- **Given task**: Go through the entries below, tally each line with the string "Kebiasaan", and give the final number by itself.

== Task material

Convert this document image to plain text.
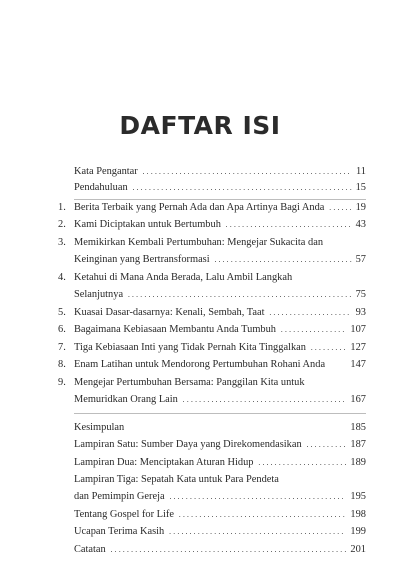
DAFTAR ISI
Kata Pengantar .....	11
Pendahuluan .....	15
1. Berita Terbaik yang Pernah Ada dan Apa Artinya Bagi Anda .....	19
2. Kami Diciptakan untuk Bertumbuh .....	43
3. Memikirkan Kembali Pertumbuhan: Mengejar Sukacita dan
Keinginan yang Bertransformasi .....	57
4. Ketahui di Mana Anda Berada, Lalu Ambil Langkah
Selanjutnya .....	75
5. Kuasai Dasar-dasarnya: Kenali, Sembah, Taat .....	93
6. Bagaimana Kebiasaan Membantu Anda Tumbuh .....	107
7. Tiga Kebiasaan Inti yang Tidak Pernah Kita Tinggalkan .....	127
8. Enam Latihan untuk Mendorong Pertumbuhan Rohani Anda 147
9. Mengejar Pertumbuhan Bersama: Panggilan Kita untuk
Memuridkan Orang Lain .....	167
Kesimpulan	185
Lampiran Satu: Sumber Daya yang Direkomendasikan .....	187
Lampiran Dua: Menciptakan Aturan Hidup .....	189
Lampiran Tiga: Sepatah Kata untuk Para Pendeta
dan Pemimpin Gereja .....	195
Tentang Gospel for Life .....	198
Ucapan Terima Kasih .....	199
Catatan .....	201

====

- **Solution to this task**: 2